Salin kata demi kata bagian dari teks tentang nyadran lintas agama di bawah, yang dibuka dengan kata-kata berisi "Warga Dusun Krecek" dan ditutup dengan "tak bisa ditinggalkan.".

Kutipan Teks >>
━━━━━━
Ruang Toleransi, Nyadran Lintas Agama di Desa Getas Temanggung Wujud Kerukunan Umat Buddha dan Islam

Warga Dusun Krecek mayoritas beragama Buddha sedangkan di Gletuk kebanyakan memeluk Islam, mereka membangun komunikasi sosial lintas agama

Budi Arista Romadhoni
Jum'at, 04 Maret 2022 | 11:03 WIB
Ruang Toleransi, Nyadran Lintas Agama di Desa Getas Temanggung Wujud Kerukunan Umat Buddha dan Islam
Nyadran lintas agama di Dusun Krecek dan Gletuk, Desa Getas, Kecamatan Kaloran, Kabupaten Temanggung. [Suara.com/ Angga Haksoro Ardi]

SuaraJawaTengah.id - Bagi orang Jawa ruang sosial bisa dibangun dimana saja. Di sawah, di rumah, bahkan di kuburan. Seperti menjelang bulan Ramadan, nyadran menjadi tradisi yang tak bisa ditinggalkan.
━━━━━━
Data yang Diberikan >>

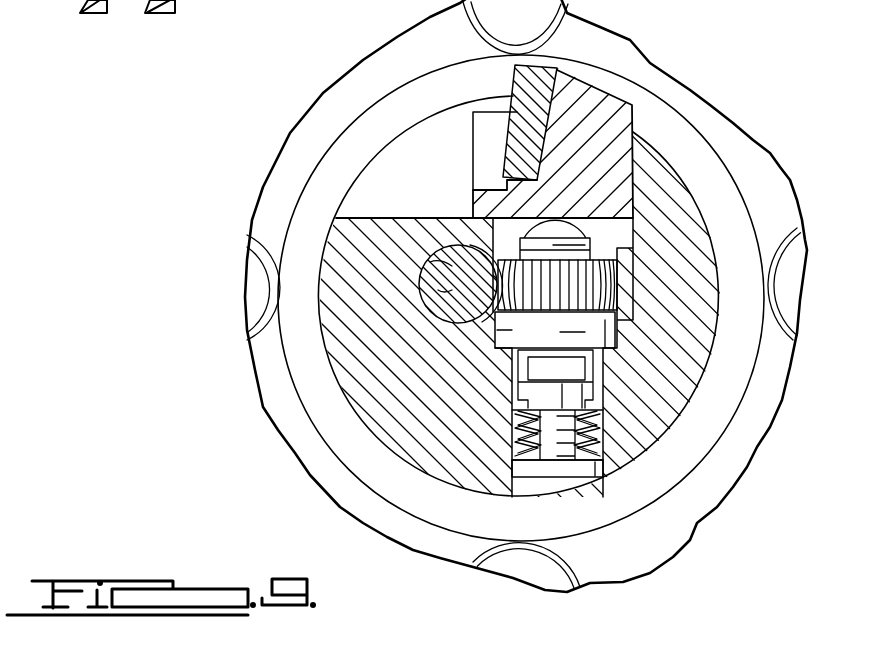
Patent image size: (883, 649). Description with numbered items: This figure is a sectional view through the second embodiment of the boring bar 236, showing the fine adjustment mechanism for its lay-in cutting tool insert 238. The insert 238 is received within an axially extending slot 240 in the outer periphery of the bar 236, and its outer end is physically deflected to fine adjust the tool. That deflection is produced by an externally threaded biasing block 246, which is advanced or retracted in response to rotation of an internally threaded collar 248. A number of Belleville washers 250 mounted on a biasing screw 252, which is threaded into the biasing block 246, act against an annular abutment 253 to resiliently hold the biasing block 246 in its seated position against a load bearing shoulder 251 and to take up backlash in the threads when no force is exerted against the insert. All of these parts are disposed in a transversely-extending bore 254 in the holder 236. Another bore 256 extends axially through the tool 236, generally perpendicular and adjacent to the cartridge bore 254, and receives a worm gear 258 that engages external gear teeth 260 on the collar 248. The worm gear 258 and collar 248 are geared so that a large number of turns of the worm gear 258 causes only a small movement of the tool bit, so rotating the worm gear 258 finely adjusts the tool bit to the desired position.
━━━━━━
Jawaban Latihan >>
Warga Dusun Krecek mayoritas beragama Buddha sedangkan di Gletuk kebanyakan memeluk Islam, mereka membangun komunikasi sosial lintas agama

Budi Arista Romadhoni
Jum'at, 04 Maret 2022 | 11:03 WIB
Ruang Toleransi, Nyadran Lintas Agama di Desa Getas Temanggung Wujud Kerukunan Umat Buddha dan Islam
Nyadran lintas agama di Dusun Krecek dan Gletuk, Desa Getas, Kecamatan Kaloran, Kabupaten Temanggung. [Suara.com/ Angga Haksoro Ardi]

SuaraJawaTengah.id - Bagi orang Jawa ruang sosial bisa dibangun dimana saja. Di sawah, di rumah, bahkan di kuburan. Seperti menjelang bulan Ramadan, nyadran menjadi tradisi yang tak bisa ditinggalkan.